# Written task
Search the records for the word "GIOCANTI" and report each line that has it.

# Extracted entries
· · · · · · ·

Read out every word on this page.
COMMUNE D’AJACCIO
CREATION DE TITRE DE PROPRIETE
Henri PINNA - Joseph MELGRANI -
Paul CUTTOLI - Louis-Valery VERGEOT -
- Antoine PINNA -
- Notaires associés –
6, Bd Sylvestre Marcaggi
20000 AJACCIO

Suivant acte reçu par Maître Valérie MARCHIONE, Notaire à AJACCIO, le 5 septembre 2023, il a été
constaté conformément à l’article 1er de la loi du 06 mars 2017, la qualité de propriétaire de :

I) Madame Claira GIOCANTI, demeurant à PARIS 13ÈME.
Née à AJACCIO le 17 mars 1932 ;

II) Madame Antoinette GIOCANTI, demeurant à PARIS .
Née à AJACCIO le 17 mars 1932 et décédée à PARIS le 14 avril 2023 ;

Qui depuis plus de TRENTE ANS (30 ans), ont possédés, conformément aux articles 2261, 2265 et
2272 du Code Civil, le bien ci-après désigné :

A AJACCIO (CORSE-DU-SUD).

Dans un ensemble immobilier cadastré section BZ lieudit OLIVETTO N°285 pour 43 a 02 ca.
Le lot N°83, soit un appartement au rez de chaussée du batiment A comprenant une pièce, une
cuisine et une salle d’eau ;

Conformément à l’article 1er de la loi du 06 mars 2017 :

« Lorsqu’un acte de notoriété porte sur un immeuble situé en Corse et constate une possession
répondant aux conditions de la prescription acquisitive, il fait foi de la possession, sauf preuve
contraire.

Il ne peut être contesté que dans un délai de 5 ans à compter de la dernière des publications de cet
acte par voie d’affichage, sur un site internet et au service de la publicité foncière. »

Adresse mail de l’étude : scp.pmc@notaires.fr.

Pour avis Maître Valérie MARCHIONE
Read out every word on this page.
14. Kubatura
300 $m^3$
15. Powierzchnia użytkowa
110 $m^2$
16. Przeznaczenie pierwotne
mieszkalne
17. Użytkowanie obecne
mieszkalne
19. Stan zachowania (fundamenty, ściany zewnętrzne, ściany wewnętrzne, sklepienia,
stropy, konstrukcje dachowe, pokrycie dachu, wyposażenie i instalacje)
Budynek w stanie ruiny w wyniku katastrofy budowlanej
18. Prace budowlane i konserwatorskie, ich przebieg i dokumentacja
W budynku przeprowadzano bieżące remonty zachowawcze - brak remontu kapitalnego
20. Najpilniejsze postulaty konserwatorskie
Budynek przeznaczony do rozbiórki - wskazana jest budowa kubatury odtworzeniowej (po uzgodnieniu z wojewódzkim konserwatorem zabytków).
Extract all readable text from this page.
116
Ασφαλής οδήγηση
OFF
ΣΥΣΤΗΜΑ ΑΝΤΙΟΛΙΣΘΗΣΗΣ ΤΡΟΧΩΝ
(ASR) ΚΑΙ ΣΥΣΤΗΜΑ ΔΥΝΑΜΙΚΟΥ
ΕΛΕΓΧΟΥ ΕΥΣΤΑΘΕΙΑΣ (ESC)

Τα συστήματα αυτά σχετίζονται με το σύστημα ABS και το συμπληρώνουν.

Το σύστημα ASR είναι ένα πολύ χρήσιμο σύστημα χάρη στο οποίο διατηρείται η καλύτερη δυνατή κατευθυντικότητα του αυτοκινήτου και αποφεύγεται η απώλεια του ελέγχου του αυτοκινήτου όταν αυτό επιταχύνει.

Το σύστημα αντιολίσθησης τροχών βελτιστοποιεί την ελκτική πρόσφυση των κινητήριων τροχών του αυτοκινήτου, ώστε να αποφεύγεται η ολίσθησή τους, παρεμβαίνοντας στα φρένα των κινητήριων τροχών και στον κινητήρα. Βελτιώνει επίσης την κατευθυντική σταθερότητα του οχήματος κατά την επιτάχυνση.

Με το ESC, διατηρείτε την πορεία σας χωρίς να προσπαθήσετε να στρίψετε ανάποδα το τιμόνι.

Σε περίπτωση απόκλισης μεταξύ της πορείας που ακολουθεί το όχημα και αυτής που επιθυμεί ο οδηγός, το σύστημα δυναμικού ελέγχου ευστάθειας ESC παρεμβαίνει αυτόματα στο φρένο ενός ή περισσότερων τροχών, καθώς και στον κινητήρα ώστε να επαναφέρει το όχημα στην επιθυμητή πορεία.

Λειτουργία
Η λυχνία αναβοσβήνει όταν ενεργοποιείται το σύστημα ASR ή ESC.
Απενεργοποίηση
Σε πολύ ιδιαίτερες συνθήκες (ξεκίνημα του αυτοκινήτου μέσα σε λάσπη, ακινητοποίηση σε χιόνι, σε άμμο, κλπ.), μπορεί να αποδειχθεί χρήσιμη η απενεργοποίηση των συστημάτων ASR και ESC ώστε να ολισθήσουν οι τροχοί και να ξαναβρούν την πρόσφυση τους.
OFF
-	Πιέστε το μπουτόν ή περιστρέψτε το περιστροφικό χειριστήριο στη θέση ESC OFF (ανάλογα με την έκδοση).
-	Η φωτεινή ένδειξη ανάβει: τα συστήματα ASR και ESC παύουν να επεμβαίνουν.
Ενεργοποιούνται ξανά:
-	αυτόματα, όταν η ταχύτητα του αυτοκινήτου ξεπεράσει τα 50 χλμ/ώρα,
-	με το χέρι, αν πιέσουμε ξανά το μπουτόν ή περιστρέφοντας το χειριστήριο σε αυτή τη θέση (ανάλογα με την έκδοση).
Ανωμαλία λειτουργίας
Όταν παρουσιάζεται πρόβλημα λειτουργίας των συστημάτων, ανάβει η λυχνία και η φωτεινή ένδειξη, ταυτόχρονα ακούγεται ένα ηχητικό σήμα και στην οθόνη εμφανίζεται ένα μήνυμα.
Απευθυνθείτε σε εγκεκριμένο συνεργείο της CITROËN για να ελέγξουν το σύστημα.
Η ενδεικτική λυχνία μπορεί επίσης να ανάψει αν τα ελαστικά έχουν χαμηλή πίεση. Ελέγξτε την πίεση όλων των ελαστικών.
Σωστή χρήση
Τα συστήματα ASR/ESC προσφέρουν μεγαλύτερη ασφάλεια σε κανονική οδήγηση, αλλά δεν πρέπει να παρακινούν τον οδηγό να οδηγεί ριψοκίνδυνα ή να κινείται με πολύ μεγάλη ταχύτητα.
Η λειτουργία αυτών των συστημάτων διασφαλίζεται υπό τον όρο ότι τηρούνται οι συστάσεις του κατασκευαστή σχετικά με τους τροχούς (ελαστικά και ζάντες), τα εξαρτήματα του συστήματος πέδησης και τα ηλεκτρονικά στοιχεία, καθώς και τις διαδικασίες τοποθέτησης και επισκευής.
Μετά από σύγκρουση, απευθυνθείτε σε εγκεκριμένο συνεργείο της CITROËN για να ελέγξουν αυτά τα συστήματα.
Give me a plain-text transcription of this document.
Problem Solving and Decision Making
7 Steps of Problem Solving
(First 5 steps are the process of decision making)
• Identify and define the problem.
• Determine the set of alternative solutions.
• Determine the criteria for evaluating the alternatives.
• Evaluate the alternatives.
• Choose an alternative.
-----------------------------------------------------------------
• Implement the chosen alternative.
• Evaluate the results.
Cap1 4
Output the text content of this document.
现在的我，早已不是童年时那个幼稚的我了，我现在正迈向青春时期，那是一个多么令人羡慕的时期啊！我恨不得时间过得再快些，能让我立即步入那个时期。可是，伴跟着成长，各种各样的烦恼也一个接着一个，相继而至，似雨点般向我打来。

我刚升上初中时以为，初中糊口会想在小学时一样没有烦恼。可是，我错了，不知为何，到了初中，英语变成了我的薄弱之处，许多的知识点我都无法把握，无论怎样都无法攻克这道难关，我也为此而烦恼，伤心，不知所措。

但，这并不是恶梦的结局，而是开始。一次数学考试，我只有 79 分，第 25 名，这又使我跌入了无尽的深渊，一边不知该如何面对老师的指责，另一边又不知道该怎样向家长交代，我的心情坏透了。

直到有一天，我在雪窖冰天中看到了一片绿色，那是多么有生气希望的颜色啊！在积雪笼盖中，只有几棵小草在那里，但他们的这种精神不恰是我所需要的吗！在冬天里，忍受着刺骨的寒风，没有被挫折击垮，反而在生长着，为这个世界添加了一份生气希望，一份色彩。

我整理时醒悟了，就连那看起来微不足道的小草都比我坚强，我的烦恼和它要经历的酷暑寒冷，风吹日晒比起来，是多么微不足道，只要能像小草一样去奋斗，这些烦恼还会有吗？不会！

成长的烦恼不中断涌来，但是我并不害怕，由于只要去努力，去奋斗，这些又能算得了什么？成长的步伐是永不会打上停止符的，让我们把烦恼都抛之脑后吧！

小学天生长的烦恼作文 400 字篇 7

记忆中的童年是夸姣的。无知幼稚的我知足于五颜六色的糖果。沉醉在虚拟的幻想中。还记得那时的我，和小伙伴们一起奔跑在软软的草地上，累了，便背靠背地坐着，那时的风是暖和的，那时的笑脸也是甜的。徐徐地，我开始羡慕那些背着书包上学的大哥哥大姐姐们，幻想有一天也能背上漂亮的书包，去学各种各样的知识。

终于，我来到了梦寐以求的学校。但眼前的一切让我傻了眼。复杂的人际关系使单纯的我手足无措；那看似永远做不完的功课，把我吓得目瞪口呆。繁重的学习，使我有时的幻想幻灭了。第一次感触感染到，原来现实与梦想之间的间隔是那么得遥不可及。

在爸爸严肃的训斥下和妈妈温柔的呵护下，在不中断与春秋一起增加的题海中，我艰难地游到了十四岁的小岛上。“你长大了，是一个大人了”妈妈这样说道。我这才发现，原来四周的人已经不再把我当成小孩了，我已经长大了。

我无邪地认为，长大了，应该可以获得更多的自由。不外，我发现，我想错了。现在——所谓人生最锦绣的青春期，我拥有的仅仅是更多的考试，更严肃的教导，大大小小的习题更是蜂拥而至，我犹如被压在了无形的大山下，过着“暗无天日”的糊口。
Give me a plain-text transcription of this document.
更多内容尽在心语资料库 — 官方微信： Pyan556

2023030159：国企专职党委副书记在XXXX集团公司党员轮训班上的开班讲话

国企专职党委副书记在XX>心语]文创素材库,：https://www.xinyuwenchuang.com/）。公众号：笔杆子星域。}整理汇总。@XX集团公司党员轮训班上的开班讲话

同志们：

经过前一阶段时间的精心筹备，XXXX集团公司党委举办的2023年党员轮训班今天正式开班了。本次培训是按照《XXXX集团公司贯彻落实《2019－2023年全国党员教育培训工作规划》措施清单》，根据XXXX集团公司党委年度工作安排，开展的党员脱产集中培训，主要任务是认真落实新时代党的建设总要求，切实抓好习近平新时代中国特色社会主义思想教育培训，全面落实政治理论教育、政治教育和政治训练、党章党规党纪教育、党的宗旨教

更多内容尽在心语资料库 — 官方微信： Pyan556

· · · · · · ·

# Output of the task
I) Madame Claira GIOCANTI, demeurant à PARIS 13ÈME.
II) Madame Antoinette GIOCANTI, demeurant à PARIS .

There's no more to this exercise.